_WHAT IS ASKED_
Give the material once more, word for word, without any images.

-- DATA IN THIS EXERCISE start --

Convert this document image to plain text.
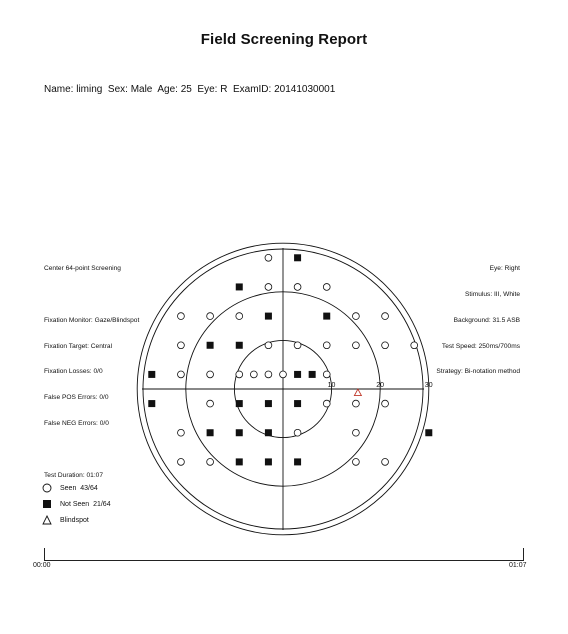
Field Screening Report
Name: liming  Sex: Male  Age: 25  Eye: R  ExamID: 20141030001

Center 64-point Screening

Fixation Monitor: Gaze/Blindspot

Fixation Target: Central

Fixation Losses: 0/0

False POS Errors: 0/0

False NEG Errors: 0/0

Test Duration: 01:07

Eye: Right

Stimulus: III, White

Background: 31.5 ASB

Test Speed: 250ms/700ms

Strategy: Bi-notation method

10	20	30
Seen  43/64
Not Seen  21/64
Blindspot
00:00	01:07
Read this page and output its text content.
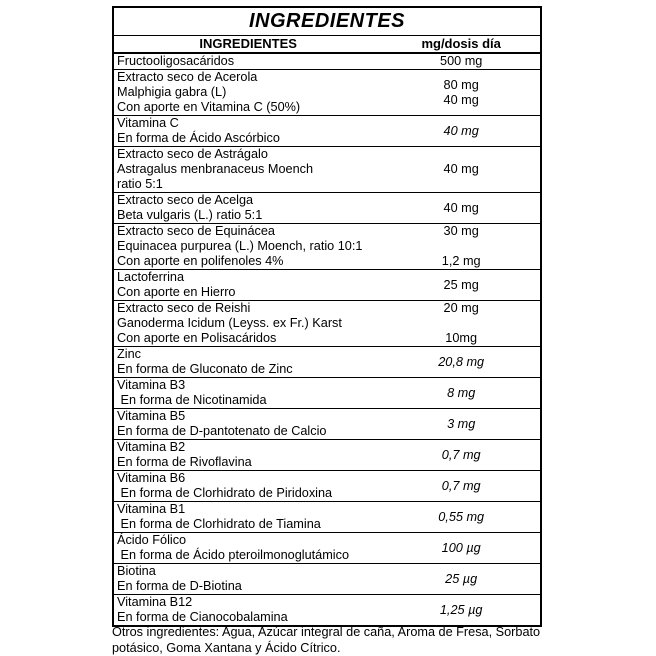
INGREDIENTES
INGREDIENTES	mg/dosis día
Fructooligosacáridos	500 mg
Extracto seco de Acerola
Malphigia gabra (L)
Con aporte en Vitamina C (50%)
80 mg
40 mg
Vitamina C
En forma de Ácido Ascórbico
40 mg
Extracto seco de Astrágalo
Astragalus menbranaceus Moench
ratio 5:1
40 mg
Extracto seco de Acelga
Beta vulgaris (L.) ratio 5:1
40 mg
Extracto seco de Equinácea
Equinacea purpurea (L.) Moench, ratio 10:1
Con aporte en polifenoles 4%
30 mg
1,2 mg
Lactoferrina
Con aporte en Hierro
25 mg
Extracto seco de Reishi
Ganoderma Icidum (Leyss. ex Fr.) Karst
Con aporte en Polisacáridos
20 mg
10mg
Zinc
En forma de Gluconato de Zinc
20,8 mg
Vitamina B3
En forma de Nicotinamida
8 mg
Vitamina B5
En forma de D-pantotenato de Calcio
3 mg
Vitamina B2
En forma de Rivoflavina
0,7 mg
Vitamina B6
En forma de Clorhidrato de Piridoxina
0,7 mg
Vitamina B1
En forma de Clorhidrato de Tiamina
0,55 mg
Ácido Fólico
En forma de Ácido pteroilmonoglutámico
100 µg
Biotina
En forma de D-Biotina
25 µg
Vitamina B12
En forma de Cianocobalamina
1,25 µg
Otros ingredientes: Agua, Azúcar integral de caña, Aroma de Fresa, Sorbato potásico, Goma Xantana y Ácido Cítrico.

-- DATA IN THIS EXERCISE end --

_TASK OUTPUT_
Convert this document image to plain text.
Field Screening Report
Name: liming  Sex: Male  Age: 25  Eye: R  ExamID: 20141030001

Center 64-point Screening

Fixation Monitor: Gaze/Blindspot

Fixation Target: Central

Fixation Losses: 0/0

False POS Errors: 0/0

False NEG Errors: 0/0

Test Duration: 01:07

Eye: Right

Stimulus: III, White

Background: 31.5 ASB

Test Speed: 250ms/700ms

Strategy: Bi-notation method

10	20	30
Seen  43/64
Not Seen  21/64
Blindspot
00:00	01:07
Read this page and output its text content.
INGREDIENTES
INGREDIENTES	mg/dosis día
Fructooligosacáridos	500 mg
Extracto seco de Acerola
Malphigia gabra (L)
Con aporte en Vitamina C (50%)
80 mg
40 mg
Vitamina C
En forma de Ácido Ascórbico
40 mg
Extracto seco de Astrágalo
Astragalus menbranaceus Moench
ratio 5:1
40 mg
Extracto seco de Acelga
Beta vulgaris (L.) ratio 5:1
40 mg
Extracto seco de Equinácea
Equinacea purpurea (L.) Moench, ratio 10:1
Con aporte en polifenoles 4%
30 mg
1,2 mg
Lactoferrina
Con aporte en Hierro
25 mg
Extracto seco de Reishi
Ganoderma Icidum (Leyss. ex Fr.) Karst
Con aporte en Polisacáridos
20 mg
10mg
Zinc
En forma de Gluconato de Zinc
20,8 mg
Vitamina B3
En forma de Nicotinamida
8 mg
Vitamina B5
En forma de D-pantotenato de Calcio
3 mg
Vitamina B2
En forma de Rivoflavina
0,7 mg
Vitamina B6
En forma de Clorhidrato de Piridoxina
0,7 mg
Vitamina B1
En forma de Clorhidrato de Tiamina
0,55 mg
Ácido Fólico
En forma de Ácido pteroilmonoglutámico
100 µg
Biotina
En forma de D-Biotina
25 µg
Vitamina B12
En forma de Cianocobalamina
1,25 µg
Otros ingredientes: Agua, Azúcar integral de caña, Aroma de Fresa, Sorbato potásico, Goma Xantana y Ácido Cítrico.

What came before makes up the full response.